THE TASK: Which lines contain the string "JSON"? Please list every one of them.

LISTED ENTRIES:
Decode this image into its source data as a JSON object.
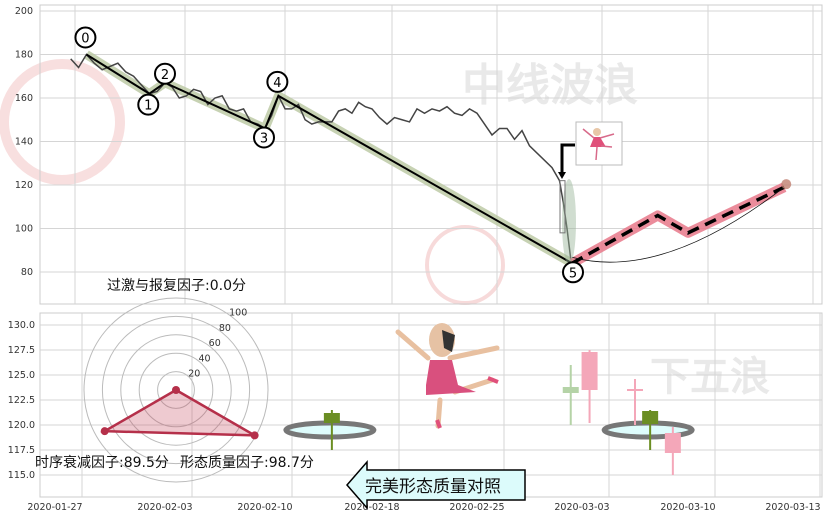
{
  "watermarks": {
    "top": "中线波浪",
    "bottom_right": "下五浪"
  },
  "colors": {
    "zigzag": "#000000",
    "zigzag_halo": "#b9c7a0",
    "forecast": "#e8788a",
    "forecast_dash": "#000000",
    "price": "#444444",
    "candle_up": "#f4a7b9",
    "candle_down": "#6b8e23",
    "candle_down_light": "#b5d3a7",
    "radar": "#b5304a"
  },
  "chart_data": [
    {
      "type": "line",
      "ylim": [
        63,
        200
      ],
      "yticks": [
        200,
        180,
        160,
        140,
        120,
        100,
        80
      ],
      "grid": true,
      "price": [
        [
          "2020-01-28",
          178
        ],
        [
          "2020-01-28T12:00",
          174
        ],
        [
          "2020-01-29",
          180
        ],
        [
          "2020-01-29T12:00",
          176
        ],
        [
          "2020-01-30",
          173
        ],
        [
          "2020-01-31",
          176
        ],
        [
          "2020-01-31T12:00",
          172
        ],
        [
          "2020-02-01",
          170
        ],
        [
          "2020-02-01T12:00",
          166
        ],
        [
          "2020-02-02",
          162
        ],
        [
          "2020-02-02T12:00",
          163
        ],
        [
          "2020-02-03",
          167
        ],
        [
          "2020-02-03T12:00",
          165
        ],
        [
          "2020-02-04",
          160
        ],
        [
          "2020-02-04T12:00",
          161
        ],
        [
          "2020-02-05",
          164
        ],
        [
          "2020-02-05T12:00",
          163
        ],
        [
          "2020-02-06",
          157
        ],
        [
          "2020-02-06T12:00",
          160
        ],
        [
          "2020-02-07",
          161
        ],
        [
          "2020-02-07T12:00",
          155
        ],
        [
          "2020-02-08",
          154
        ],
        [
          "2020-02-08T12:00",
          155
        ],
        [
          "2020-02-09",
          149
        ],
        [
          "2020-02-09T12:00",
          148
        ],
        [
          "2020-02-10",
          146
        ],
        [
          "2020-02-10T12:00",
          152
        ],
        [
          "2020-02-11",
          161
        ],
        [
          "2020-02-11T12:00",
          155
        ],
        [
          "2020-02-12",
          155
        ],
        [
          "2020-02-12T12:00",
          157
        ],
        [
          "2020-02-13",
          150
        ],
        [
          "2020-02-13T12:00",
          148
        ],
        [
          "2020-02-14",
          149
        ],
        [
          "2020-02-15",
          149
        ],
        [
          "2020-02-15T12:00",
          154
        ],
        [
          "2020-02-16",
          155
        ],
        [
          "2020-02-16T12:00",
          153
        ],
        [
          "2020-02-17",
          158
        ],
        [
          "2020-02-17T12:00",
          156
        ],
        [
          "2020-02-18",
          155
        ],
        [
          "2020-02-18T12:00",
          151
        ],
        [
          "2020-02-19",
          148
        ],
        [
          "2020-02-19T12:00",
          151
        ],
        [
          "2020-02-20",
          150
        ],
        [
          "2020-02-20T12:00",
          149
        ],
        [
          "2020-02-21",
          155
        ],
        [
          "2020-02-21T12:00",
          153
        ],
        [
          "2020-02-22",
          155
        ],
        [
          "2020-02-22T12:00",
          154
        ],
        [
          "2020-02-23",
          156
        ],
        [
          "2020-02-23T12:00",
          153
        ],
        [
          "2020-02-24",
          152
        ],
        [
          "2020-02-24T12:00",
          155
        ],
        [
          "2020-02-25",
          153
        ],
        [
          "2020-02-25T12:00",
          148
        ],
        [
          "2020-02-26",
          143
        ],
        [
          "2020-02-26T12:00",
          146
        ],
        [
          "2020-02-27",
          146
        ],
        [
          "2020-02-27T12:00",
          141
        ],
        [
          "2020-02-28",
          145
        ],
        [
          "2020-02-28T12:00",
          138
        ],
        [
          "2020-03-01",
          128
        ],
        [
          "2020-03-01T12:00",
          122
        ],
        [
          "2020-03-01T18:00",
          112
        ],
        [
          "2020-03-02",
          100
        ],
        [
          "2020-03-02T06:00",
          86
        ],
        [
          "2020-03-02T08:00",
          84
        ]
      ],
      "wave_points": [
        {
          "label": "0",
          "date": "2020-01-29",
          "value": 180
        },
        {
          "label": "1",
          "date": "2020-02-02",
          "value": 162
        },
        {
          "label": "2",
          "date": "2020-02-03",
          "value": 167
        },
        {
          "label": "3",
          "date": "2020-02-10",
          "value": 146
        },
        {
          "label": "4",
          "date": "2020-02-11",
          "value": 161
        },
        {
          "label": "5",
          "date": "2020-03-02T08:00",
          "value": 84
        }
      ],
      "forecast": [
        {
          "date": "2020-03-02T08:00",
          "value": 84
        },
        {
          "date": "2020-03-08",
          "value": 106
        },
        {
          "date": "2020-03-10",
          "value": 98
        },
        {
          "date": "2020-03-12T18:00",
          "value": 119
        }
      ]
    },
    {
      "type": "candlestick",
      "ylim": [
        112.5,
        131.2
      ],
      "yticks": [
        "130.0",
        "127.5",
        "125.0",
        "122.5",
        "120.0",
        "117.5",
        "115.0"
      ],
      "grid": true,
      "candles": [
        {
          "date": "2020-02-15",
          "open": 121.2,
          "close": 120.2,
          "high": 121.5,
          "low": 117.5,
          "color": "candle_down"
        },
        {
          "date": "2020-03-02T06:00",
          "open": 123.8,
          "close": 123.2,
          "high": 126.0,
          "low": 120.0,
          "color": "candle_down_light"
        },
        {
          "date": "2020-03-03T12:00",
          "open": 123.5,
          "close": 127.3,
          "high": 127.5,
          "low": 120.2,
          "color": "candle_up"
        },
        {
          "date": "2020-03-06T12:00",
          "open": 123.5,
          "close": 123.6,
          "high": 124.6,
          "low": 120.0,
          "color": "candle_up"
        },
        {
          "date": "2020-03-07T12:00",
          "open": 121.4,
          "close": 120.1,
          "high": 121.5,
          "low": 117.5,
          "color": "candle_down"
        },
        {
          "date": "2020-03-09",
          "open": 117.2,
          "close": 119.2,
          "high": 119.8,
          "low": 115.0,
          "color": "candle_up"
        }
      ],
      "highlight_dates": [
        "2020-02-15",
        "2020-03-07T12:00"
      ]
    },
    {
      "type": "radar",
      "rticks": [
        "20",
        "40",
        "60",
        "80",
        "100"
      ],
      "rmax": 100,
      "factors": [
        {
          "name": "过激与报复因子",
          "value": 0.0,
          "label": "过激与报复因子:0.0分"
        },
        {
          "name": "时序衰减因子",
          "value": 89.5,
          "label": "时序衰减因子:89.5分"
        },
        {
          "name": "形态质量因子",
          "value": 98.7,
          "label": "形态质量因子:98.7分"
        }
      ]
    }
  ],
  "xticks": [
    "2020-01-27",
    "2020-02-03",
    "2020-02-10",
    "2020-02-18",
    "2020-02-25",
    "2020-03-03",
    "2020-03-10",
    "2020-03-13"
  ],
  "callout": "完美形态质量对照"
}
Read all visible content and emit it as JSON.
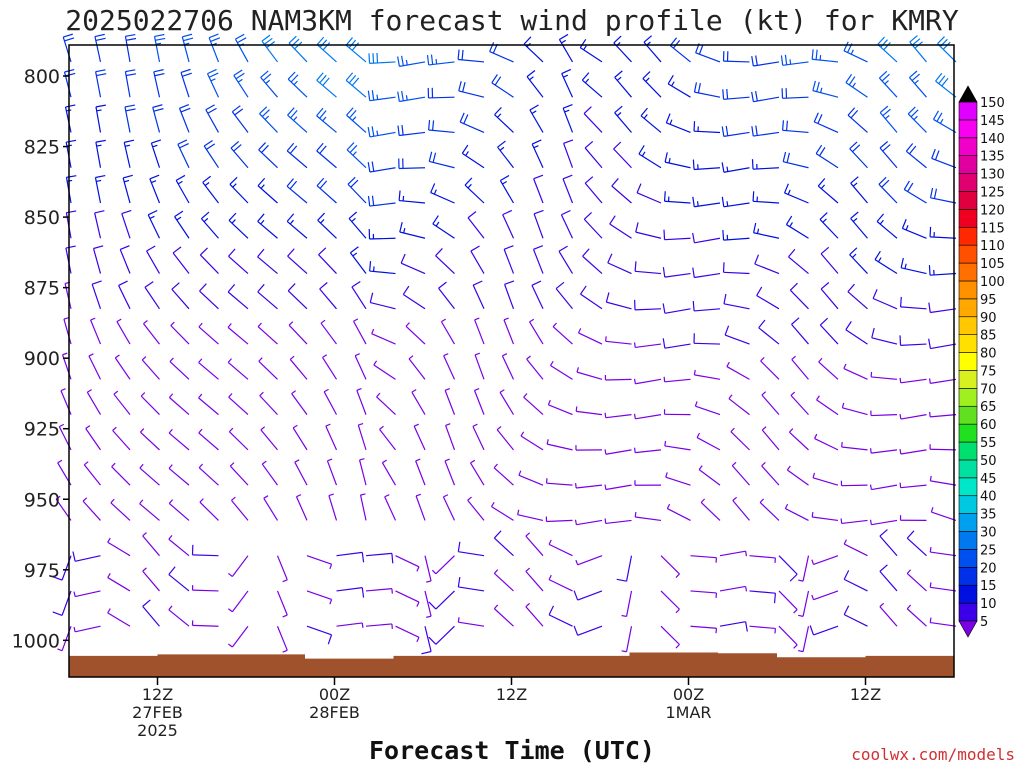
{
  "chart_data": {
    "type": "wind_barb_time_height",
    "title": "2025022706 NAM3KM forecast wind profile (kt) for KMRY",
    "xlabel": "Forecast Time (UTC)",
    "units": "kt",
    "y_axis": {
      "label": "",
      "ticks": [
        800,
        825,
        850,
        875,
        900,
        925,
        950,
        975,
        1000
      ],
      "range_hpa": [
        789,
        1013
      ],
      "inverted": true
    },
    "x_axis": {
      "ticks": [
        {
          "line1": "12Z",
          "line2": "27FEB",
          "line3": "2025",
          "hour": 6
        },
        {
          "line1": "00Z",
          "line2": "28FEB",
          "line3": "",
          "hour": 18
        },
        {
          "line1": "12Z",
          "line2": "",
          "line3": "",
          "hour": 30
        },
        {
          "line1": "00Z",
          "line2": "1MAR",
          "line3": "",
          "hour": 42
        },
        {
          "line1": "12Z",
          "line2": "",
          "line3": "",
          "hour": 54
        }
      ],
      "range_hours": [
        0,
        60
      ],
      "step_hours": 2
    },
    "colorbar": {
      "levels": [
        5,
        10,
        15,
        20,
        25,
        30,
        35,
        40,
        45,
        50,
        55,
        60,
        65,
        70,
        75,
        80,
        85,
        90,
        95,
        100,
        105,
        110,
        115,
        120,
        125,
        130,
        135,
        140,
        145,
        150
      ],
      "colors": [
        "#7a00e6",
        "#3b00e8",
        "#0010e0",
        "#0030e8",
        "#0050f0",
        "#0078f0",
        "#00a0f0",
        "#00c8e0",
        "#00e6c8",
        "#00e0a0",
        "#00e070",
        "#20e020",
        "#60e020",
        "#a0f020",
        "#d8f020",
        "#ffff00",
        "#ffe000",
        "#ffc800",
        "#ffa800",
        "#ff9000",
        "#ff7000",
        "#ff5000",
        "#ff2800",
        "#f00020",
        "#e00040",
        "#e00070",
        "#e000a0",
        "#f000c8",
        "#f800f0",
        "#e000ff"
      ]
    },
    "terrain": {
      "color": "#a0522d"
    },
    "wind_profile_description": "Surface-1000hPa light (5-10 kt) variable winds; 800-875 hPa stronger northwesterly 20-40 kt flow early, weakening mid-period, strengthening again 15-30 kt late."
  },
  "credit": "coolwx.com/models"
}
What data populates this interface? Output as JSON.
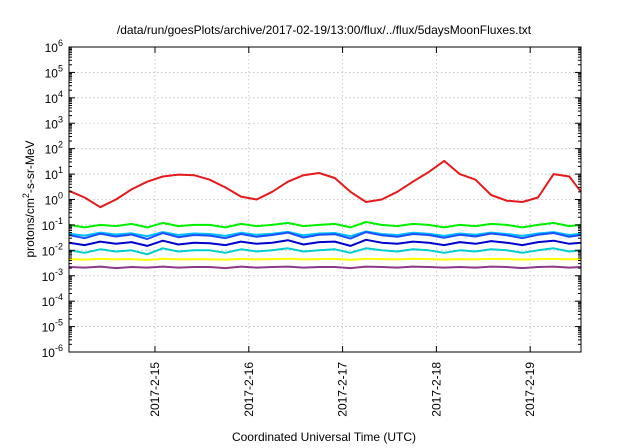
{
  "chart_data": {
    "type": "line",
    "title": "/data/run/goesPlots/archive/2017-02-19/13:00/flux/../flux/5daysMoonFluxes.txt",
    "xlabel": "Coordinated Universal Time (UTC)",
    "ylabel_prefix": "protons/cm",
    "ylabel_sup": "2",
    "ylabel_suffix": "-s-sr-MeV",
    "y_scale": "log",
    "ylim_exp": [
      -6,
      6
    ],
    "y_tick_base": "10",
    "y_tick_exponents": [
      "-6",
      "-5",
      "-4",
      "-3",
      "-2",
      "-1",
      "0",
      "1",
      "2",
      "3",
      "4",
      "5",
      "6"
    ],
    "xlim": [
      "2017-02-14 02:00",
      "2017-02-19 13:00"
    ],
    "x_ticks": [
      "2017-2-15",
      "2017-2-16",
      "2017-2-17",
      "2017-2-18",
      "2017-2-19"
    ],
    "grid": true,
    "x": [
      "2017-02-14 02:00",
      "2017-02-14 06:00",
      "2017-02-14 10:00",
      "2017-02-14 14:00",
      "2017-02-14 18:00",
      "2017-02-14 22:00",
      "2017-02-15 02:00",
      "2017-02-15 06:00",
      "2017-02-15 10:00",
      "2017-02-15 14:00",
      "2017-02-15 18:00",
      "2017-02-15 22:00",
      "2017-02-16 02:00",
      "2017-02-16 06:00",
      "2017-02-16 10:00",
      "2017-02-16 14:00",
      "2017-02-16 18:00",
      "2017-02-16 22:00",
      "2017-02-17 02:00",
      "2017-02-17 06:00",
      "2017-02-17 10:00",
      "2017-02-17 14:00",
      "2017-02-17 18:00",
      "2017-02-17 22:00",
      "2017-02-18 02:00",
      "2017-02-18 06:00",
      "2017-02-18 10:00",
      "2017-02-18 14:00",
      "2017-02-18 18:00",
      "2017-02-18 22:00",
      "2017-02-19 02:00",
      "2017-02-19 06:00",
      "2017-02-19 10:00",
      "2017-02-19 13:00"
    ],
    "series": [
      {
        "color": "#e41a1c",
        "values": [
          2.2,
          1.2,
          0.5,
          1.0,
          2.5,
          5.0,
          8.0,
          9.5,
          9.0,
          6.0,
          3.0,
          1.3,
          1.0,
          2.0,
          5.0,
          9.0,
          11.0,
          7.0,
          2.0,
          0.8,
          1.0,
          2.0,
          5.0,
          12.0,
          33.0,
          10.0,
          6.0,
          1.5,
          0.9,
          0.8,
          1.2,
          10.0,
          8.0,
          2.0
        ]
      },
      {
        "color": "#00ee00",
        "values": [
          0.1,
          0.08,
          0.1,
          0.09,
          0.11,
          0.08,
          0.12,
          0.09,
          0.1,
          0.1,
          0.08,
          0.11,
          0.09,
          0.1,
          0.12,
          0.09,
          0.1,
          0.11,
          0.08,
          0.13,
          0.1,
          0.09,
          0.11,
          0.1,
          0.08,
          0.1,
          0.09,
          0.11,
          0.1,
          0.08,
          0.1,
          0.12,
          0.09,
          0.1
        ]
      },
      {
        "color": "#00bfff",
        "values": [
          0.045,
          0.038,
          0.05,
          0.042,
          0.047,
          0.036,
          0.052,
          0.04,
          0.046,
          0.044,
          0.037,
          0.049,
          0.041,
          0.045,
          0.053,
          0.039,
          0.046,
          0.048,
          0.036,
          0.055,
          0.044,
          0.04,
          0.049,
          0.045,
          0.037,
          0.046,
          0.041,
          0.05,
          0.044,
          0.037,
          0.046,
          0.052,
          0.04,
          0.045
        ]
      },
      {
        "color": "#1e4fff",
        "values": [
          0.04,
          0.03,
          0.045,
          0.035,
          0.042,
          0.028,
          0.048,
          0.033,
          0.04,
          0.038,
          0.03,
          0.044,
          0.034,
          0.04,
          0.05,
          0.032,
          0.041,
          0.043,
          0.029,
          0.052,
          0.039,
          0.034,
          0.044,
          0.04,
          0.031,
          0.041,
          0.035,
          0.046,
          0.039,
          0.03,
          0.041,
          0.048,
          0.034,
          0.04
        ]
      },
      {
        "color": "#0000cd",
        "values": [
          0.02,
          0.016,
          0.022,
          0.018,
          0.021,
          0.015,
          0.024,
          0.017,
          0.02,
          0.019,
          0.016,
          0.022,
          0.018,
          0.02,
          0.025,
          0.017,
          0.021,
          0.022,
          0.015,
          0.026,
          0.02,
          0.018,
          0.022,
          0.02,
          0.016,
          0.021,
          0.018,
          0.023,
          0.02,
          0.016,
          0.021,
          0.024,
          0.018,
          0.02
        ]
      },
      {
        "color": "#00cdcd",
        "values": [
          0.01,
          0.008,
          0.011,
          0.009,
          0.01,
          0.007,
          0.012,
          0.009,
          0.01,
          0.01,
          0.008,
          0.011,
          0.009,
          0.01,
          0.012,
          0.009,
          0.01,
          0.011,
          0.008,
          0.012,
          0.01,
          0.009,
          0.011,
          0.01,
          0.008,
          0.01,
          0.009,
          0.011,
          0.01,
          0.008,
          0.01,
          0.012,
          0.009,
          0.01
        ]
      },
      {
        "color": "#ffff00",
        "values": [
          0.0045,
          0.0043,
          0.0046,
          0.0044,
          0.0045,
          0.0042,
          0.0046,
          0.0044,
          0.0045,
          0.0044,
          0.0043,
          0.0046,
          0.0044,
          0.0045,
          0.0047,
          0.0044,
          0.0045,
          0.0046,
          0.0042,
          0.0047,
          0.0045,
          0.0044,
          0.0046,
          0.0045,
          0.0043,
          0.0045,
          0.0044,
          0.0046,
          0.0045,
          0.0043,
          0.0045,
          0.0046,
          0.0044,
          0.0045
        ]
      },
      {
        "color": "#8b3a8b",
        "values": [
          0.0022,
          0.0021,
          0.0023,
          0.002,
          0.0022,
          0.0021,
          0.0023,
          0.0021,
          0.0022,
          0.0022,
          0.002,
          0.0023,
          0.0021,
          0.0022,
          0.0023,
          0.0021,
          0.0022,
          0.0022,
          0.002,
          0.0023,
          0.0022,
          0.0021,
          0.0023,
          0.0022,
          0.0021,
          0.0022,
          0.0021,
          0.0023,
          0.0022,
          0.002,
          0.0022,
          0.0023,
          0.0021,
          0.0022
        ]
      }
    ]
  }
}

WRITTEN REPLY:
Decode this image into its source data as a JSON object.
Read all visible content and emit it as JSON.
What data populates this interface? Output as JSON.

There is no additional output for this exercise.